* _Raw data_:
— start —

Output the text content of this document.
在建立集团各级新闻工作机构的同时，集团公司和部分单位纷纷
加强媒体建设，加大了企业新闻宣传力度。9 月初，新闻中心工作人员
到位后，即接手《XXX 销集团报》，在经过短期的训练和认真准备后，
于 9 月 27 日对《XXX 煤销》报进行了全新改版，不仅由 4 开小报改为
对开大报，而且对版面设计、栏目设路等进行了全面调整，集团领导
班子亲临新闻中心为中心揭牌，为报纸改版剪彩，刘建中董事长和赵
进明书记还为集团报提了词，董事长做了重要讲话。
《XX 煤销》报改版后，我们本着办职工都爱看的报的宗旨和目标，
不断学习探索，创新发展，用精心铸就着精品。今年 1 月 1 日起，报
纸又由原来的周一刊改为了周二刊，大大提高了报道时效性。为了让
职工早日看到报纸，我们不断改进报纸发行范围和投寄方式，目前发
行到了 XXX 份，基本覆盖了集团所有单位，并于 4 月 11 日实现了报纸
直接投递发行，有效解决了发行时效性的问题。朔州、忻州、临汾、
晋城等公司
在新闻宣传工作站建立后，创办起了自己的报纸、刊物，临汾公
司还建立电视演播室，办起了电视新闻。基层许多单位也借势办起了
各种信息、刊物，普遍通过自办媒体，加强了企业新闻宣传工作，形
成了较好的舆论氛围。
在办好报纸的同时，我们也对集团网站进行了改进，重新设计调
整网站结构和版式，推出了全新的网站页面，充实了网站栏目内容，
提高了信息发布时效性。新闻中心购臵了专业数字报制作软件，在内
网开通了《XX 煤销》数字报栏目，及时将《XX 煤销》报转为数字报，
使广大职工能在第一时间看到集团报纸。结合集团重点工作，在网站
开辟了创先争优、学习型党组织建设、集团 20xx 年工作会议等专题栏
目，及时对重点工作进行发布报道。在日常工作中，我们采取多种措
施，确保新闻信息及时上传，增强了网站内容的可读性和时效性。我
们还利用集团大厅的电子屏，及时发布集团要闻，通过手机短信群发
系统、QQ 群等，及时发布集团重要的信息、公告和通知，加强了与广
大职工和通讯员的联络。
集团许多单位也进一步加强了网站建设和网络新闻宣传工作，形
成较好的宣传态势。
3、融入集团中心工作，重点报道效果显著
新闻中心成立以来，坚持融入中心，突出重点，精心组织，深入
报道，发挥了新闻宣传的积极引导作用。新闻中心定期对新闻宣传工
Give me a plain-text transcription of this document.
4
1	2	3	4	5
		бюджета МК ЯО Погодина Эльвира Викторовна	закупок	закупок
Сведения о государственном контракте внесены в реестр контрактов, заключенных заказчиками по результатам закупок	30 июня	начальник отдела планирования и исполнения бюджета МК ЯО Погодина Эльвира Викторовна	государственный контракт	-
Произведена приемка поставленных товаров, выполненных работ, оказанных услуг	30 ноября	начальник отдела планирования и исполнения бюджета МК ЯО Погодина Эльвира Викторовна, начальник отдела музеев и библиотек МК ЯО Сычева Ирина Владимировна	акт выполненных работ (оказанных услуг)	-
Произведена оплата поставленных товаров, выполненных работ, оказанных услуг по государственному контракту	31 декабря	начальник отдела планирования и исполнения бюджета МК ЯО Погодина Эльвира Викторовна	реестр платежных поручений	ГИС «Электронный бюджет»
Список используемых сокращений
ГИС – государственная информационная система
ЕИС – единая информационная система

— end —

* _Task requirements_: Print the listing above in full, exactly as it is.

* _Output for this exercise_:
Output the text content of this document.
在建立集团各级新闻工作机构的同时，集团公司和部分单位纷纷
加强媒体建设，加大了企业新闻宣传力度。9 月初，新闻中心工作人员
到位后，即接手《XXX 销集团报》，在经过短期的训练和认真准备后，
于 9 月 27 日对《XXX 煤销》报进行了全新改版，不仅由 4 开小报改为
对开大报，而且对版面设计、栏目设路等进行了全面调整，集团领导
班子亲临新闻中心为中心揭牌，为报纸改版剪彩，刘建中董事长和赵
进明书记还为集团报提了词，董事长做了重要讲话。
《XX 煤销》报改版后，我们本着办职工都爱看的报的宗旨和目标，
不断学习探索，创新发展，用精心铸就着精品。今年 1 月 1 日起，报
纸又由原来的周一刊改为了周二刊，大大提高了报道时效性。为了让
职工早日看到报纸，我们不断改进报纸发行范围和投寄方式，目前发
行到了 XXX 份，基本覆盖了集团所有单位，并于 4 月 11 日实现了报纸
直接投递发行，有效解决了发行时效性的问题。朔州、忻州、临汾、
晋城等公司
在新闻宣传工作站建立后，创办起了自己的报纸、刊物，临汾公
司还建立电视演播室，办起了电视新闻。基层许多单位也借势办起了
各种信息、刊物，普遍通过自办媒体，加强了企业新闻宣传工作，形
成了较好的舆论氛围。
在办好报纸的同时，我们也对集团网站进行了改进，重新设计调
整网站结构和版式，推出了全新的网站页面，充实了网站栏目内容，
提高了信息发布时效性。新闻中心购臵了专业数字报制作软件，在内
网开通了《XX 煤销》数字报栏目，及时将《XX 煤销》报转为数字报，
使广大职工能在第一时间看到集团报纸。结合集团重点工作，在网站
开辟了创先争优、学习型党组织建设、集团 20xx 年工作会议等专题栏
目，及时对重点工作进行发布报道。在日常工作中，我们采取多种措
施，确保新闻信息及时上传，增强了网站内容的可读性和时效性。我
们还利用集团大厅的电子屏，及时发布集团要闻，通过手机短信群发
系统、QQ 群等，及时发布集团重要的信息、公告和通知，加强了与广
大职工和通讯员的联络。
集团许多单位也进一步加强了网站建设和网络新闻宣传工作，形
成较好的宣传态势。
3、融入集团中心工作，重点报道效果显著
新闻中心成立以来，坚持融入中心，突出重点，精心组织，深入
报道，发挥了新闻宣传的积极引导作用。新闻中心定期对新闻宣传工
Give me a plain-text transcription of this document.
4
1	2	3	4	5
		бюджета МК ЯО Погодина Эльвира Викторовна	закупок	закупок
Сведения о государственном контракте внесены в реестр контрактов, заключенных заказчиками по результатам закупок	30 июня	начальник отдела планирования и исполнения бюджета МК ЯО Погодина Эльвира Викторовна	государственный контракт	-
Произведена приемка поставленных товаров, выполненных работ, оказанных услуг	30 ноября	начальник отдела планирования и исполнения бюджета МК ЯО Погодина Эльвира Викторовна, начальник отдела музеев и библиотек МК ЯО Сычева Ирина Владимировна	акт выполненных работ (оказанных услуг)	-
Произведена оплата поставленных товаров, выполненных работ, оказанных услуг по государственному контракту	31 декабря	начальник отдела планирования и исполнения бюджета МК ЯО Погодина Эльвира Викторовна	реестр платежных поручений	ГИС «Электронный бюджет»
Список используемых сокращений
ГИС – государственная информационная система
ЕИС – единая информационная система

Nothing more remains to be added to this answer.